— Brief —
Among the entries below, which lines run from the line with "Extract the structured data from this chart" through the line with "Extract the structured data from this screenshot"? Retype those, both ends included, exactly and without pictures.

— Data rows —
- - - -
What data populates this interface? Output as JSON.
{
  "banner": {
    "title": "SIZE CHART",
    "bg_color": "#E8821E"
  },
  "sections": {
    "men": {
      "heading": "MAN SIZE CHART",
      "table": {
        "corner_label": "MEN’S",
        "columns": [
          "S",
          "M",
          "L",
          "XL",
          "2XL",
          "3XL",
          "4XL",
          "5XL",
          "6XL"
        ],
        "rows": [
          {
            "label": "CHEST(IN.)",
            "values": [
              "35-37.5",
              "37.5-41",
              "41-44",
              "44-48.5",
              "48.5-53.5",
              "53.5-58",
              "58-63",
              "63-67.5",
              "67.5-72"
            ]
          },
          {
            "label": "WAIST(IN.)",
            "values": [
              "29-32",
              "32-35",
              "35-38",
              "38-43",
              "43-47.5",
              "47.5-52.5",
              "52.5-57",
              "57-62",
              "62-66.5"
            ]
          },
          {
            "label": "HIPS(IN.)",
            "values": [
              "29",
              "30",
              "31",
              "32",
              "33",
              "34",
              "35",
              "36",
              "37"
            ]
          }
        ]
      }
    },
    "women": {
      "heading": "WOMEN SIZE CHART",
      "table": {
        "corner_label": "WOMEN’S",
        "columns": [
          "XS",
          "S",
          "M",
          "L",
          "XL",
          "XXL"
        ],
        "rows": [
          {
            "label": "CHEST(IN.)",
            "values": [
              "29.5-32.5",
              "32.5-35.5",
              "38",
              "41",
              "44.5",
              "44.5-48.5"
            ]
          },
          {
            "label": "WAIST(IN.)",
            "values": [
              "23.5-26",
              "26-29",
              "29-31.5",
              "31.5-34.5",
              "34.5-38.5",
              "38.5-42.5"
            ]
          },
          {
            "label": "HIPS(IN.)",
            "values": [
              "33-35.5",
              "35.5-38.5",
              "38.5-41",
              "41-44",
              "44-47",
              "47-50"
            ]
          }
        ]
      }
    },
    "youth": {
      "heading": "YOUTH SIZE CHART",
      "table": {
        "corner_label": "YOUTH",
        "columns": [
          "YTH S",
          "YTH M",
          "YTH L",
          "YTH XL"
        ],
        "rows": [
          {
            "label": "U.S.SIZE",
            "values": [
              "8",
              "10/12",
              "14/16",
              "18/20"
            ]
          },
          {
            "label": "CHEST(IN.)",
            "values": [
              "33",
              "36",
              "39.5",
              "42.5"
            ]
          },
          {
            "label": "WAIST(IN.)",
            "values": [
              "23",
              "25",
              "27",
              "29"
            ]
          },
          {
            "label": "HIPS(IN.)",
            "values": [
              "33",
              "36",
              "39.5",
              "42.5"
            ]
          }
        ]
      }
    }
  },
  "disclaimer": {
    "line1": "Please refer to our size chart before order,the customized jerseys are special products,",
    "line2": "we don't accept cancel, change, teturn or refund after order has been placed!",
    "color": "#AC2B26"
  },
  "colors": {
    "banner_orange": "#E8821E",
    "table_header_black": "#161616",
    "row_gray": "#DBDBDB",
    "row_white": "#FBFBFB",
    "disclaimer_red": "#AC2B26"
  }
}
- - - -
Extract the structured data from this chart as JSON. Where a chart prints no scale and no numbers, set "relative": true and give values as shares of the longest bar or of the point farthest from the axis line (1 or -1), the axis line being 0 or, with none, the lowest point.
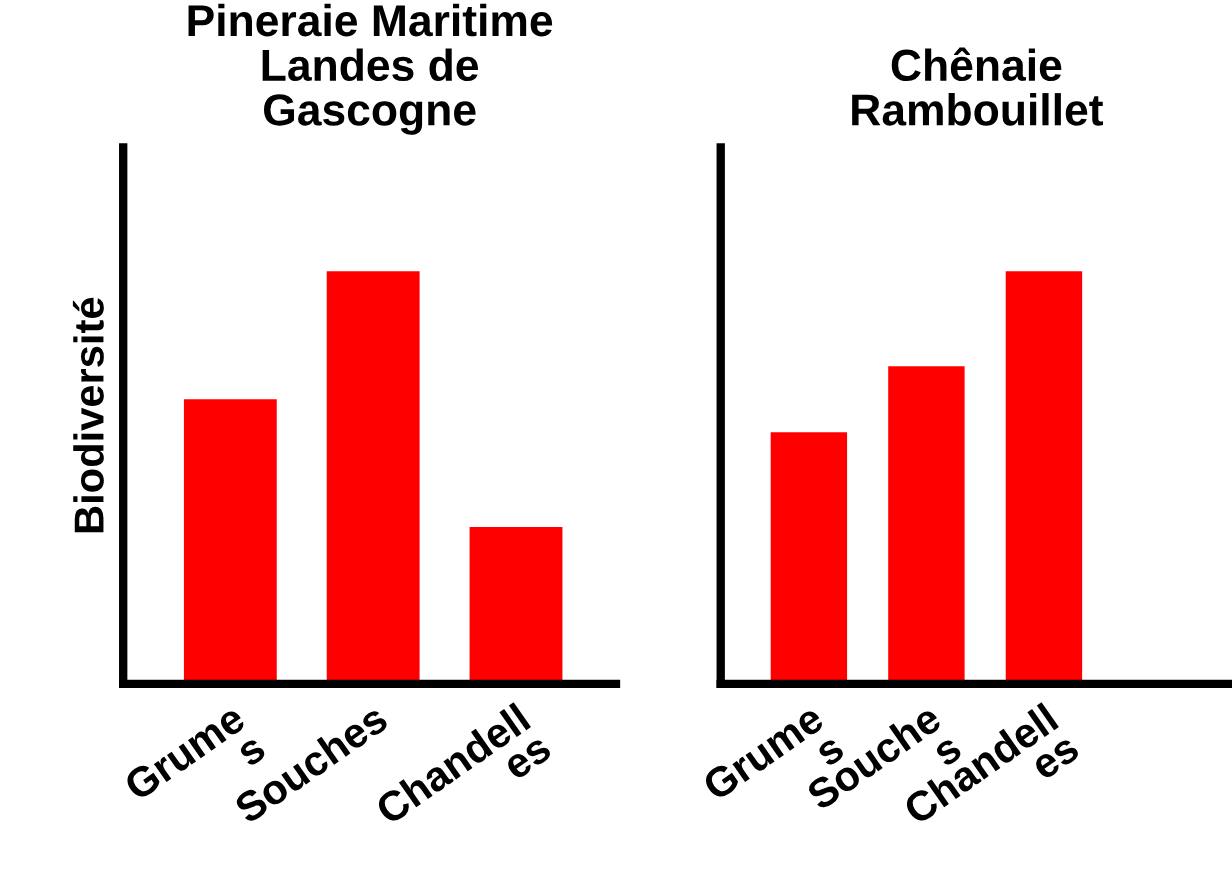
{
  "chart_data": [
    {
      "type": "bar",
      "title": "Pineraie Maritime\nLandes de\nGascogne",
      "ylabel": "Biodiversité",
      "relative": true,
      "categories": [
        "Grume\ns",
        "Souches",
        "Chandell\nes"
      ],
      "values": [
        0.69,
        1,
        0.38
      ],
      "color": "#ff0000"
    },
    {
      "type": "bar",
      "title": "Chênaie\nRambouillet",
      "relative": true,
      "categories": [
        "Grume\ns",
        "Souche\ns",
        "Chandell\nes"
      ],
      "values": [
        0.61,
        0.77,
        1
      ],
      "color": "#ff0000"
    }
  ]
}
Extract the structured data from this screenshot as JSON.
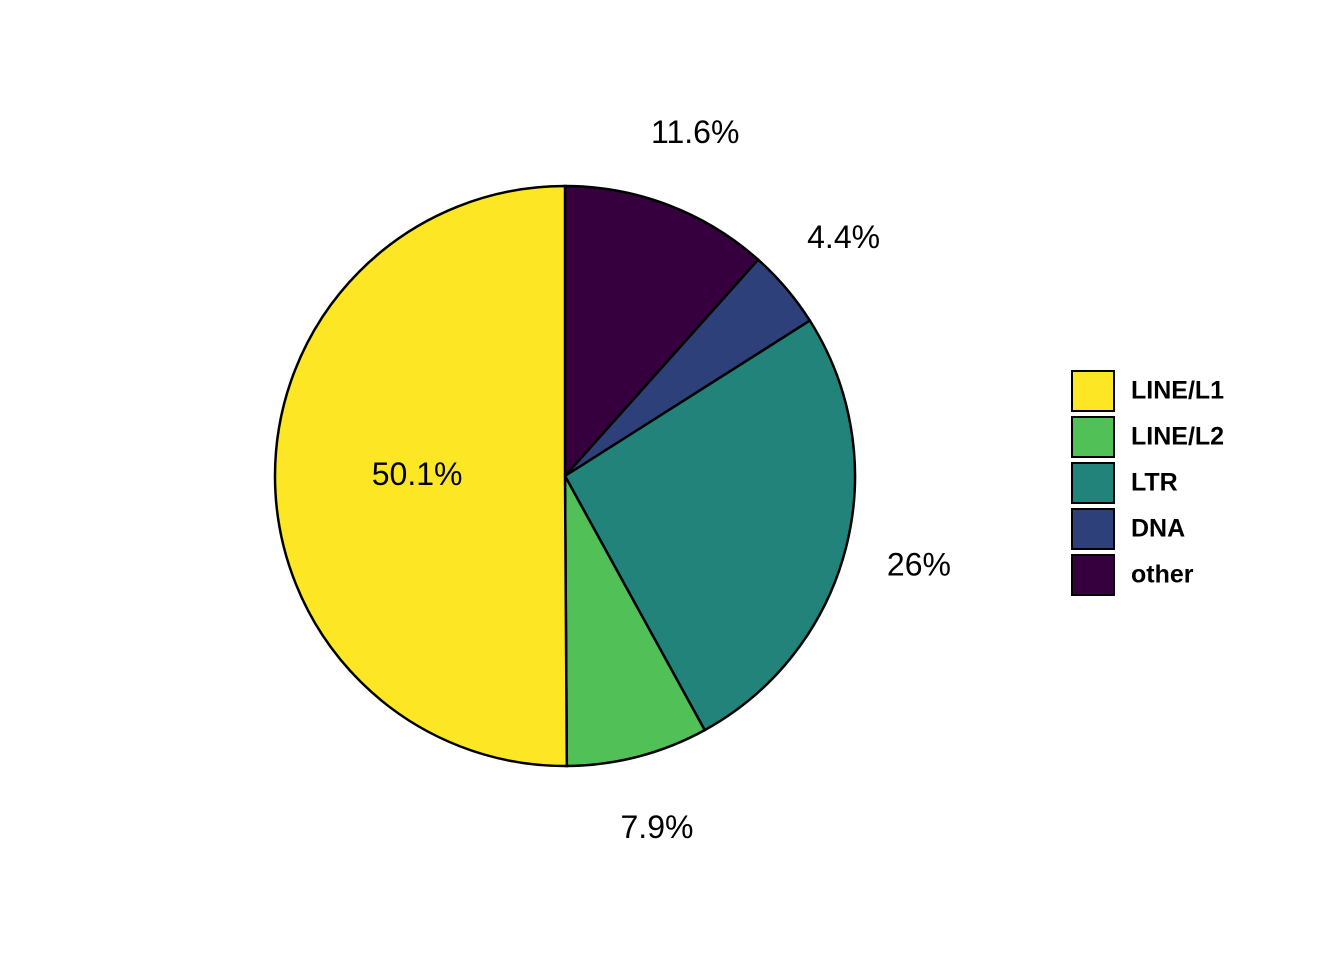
- - - -
— Exercise result —
Extract the structured data from this chart as JSON. Where a chart prints no scale and no numbers, set "relative": true and give values as shares of the longest bar or of the point farthest from the axis line (1 or -1), the axis line being 0 or, with none, the lowest point.
{
  "chart_data": [
    {
      "type": "bar",
      "title": "Pineraie Maritime\nLandes de\nGascogne",
      "ylabel": "Biodiversité",
      "relative": true,
      "categories": [
        "Grume\ns",
        "Souches",
        "Chandell\nes"
      ],
      "values": [
        0.69,
        1,
        0.38
      ],
      "color": "#ff0000"
    },
    {
      "type": "bar",
      "title": "Chênaie\nRambouillet",
      "relative": true,
      "categories": [
        "Grume\ns",
        "Souche\ns",
        "Chandell\nes"
      ],
      "values": [
        0.61,
        0.77,
        1
      ],
      "color": "#ff0000"
    }
  ]
}
Extract the structured data from this screenshot as JSON.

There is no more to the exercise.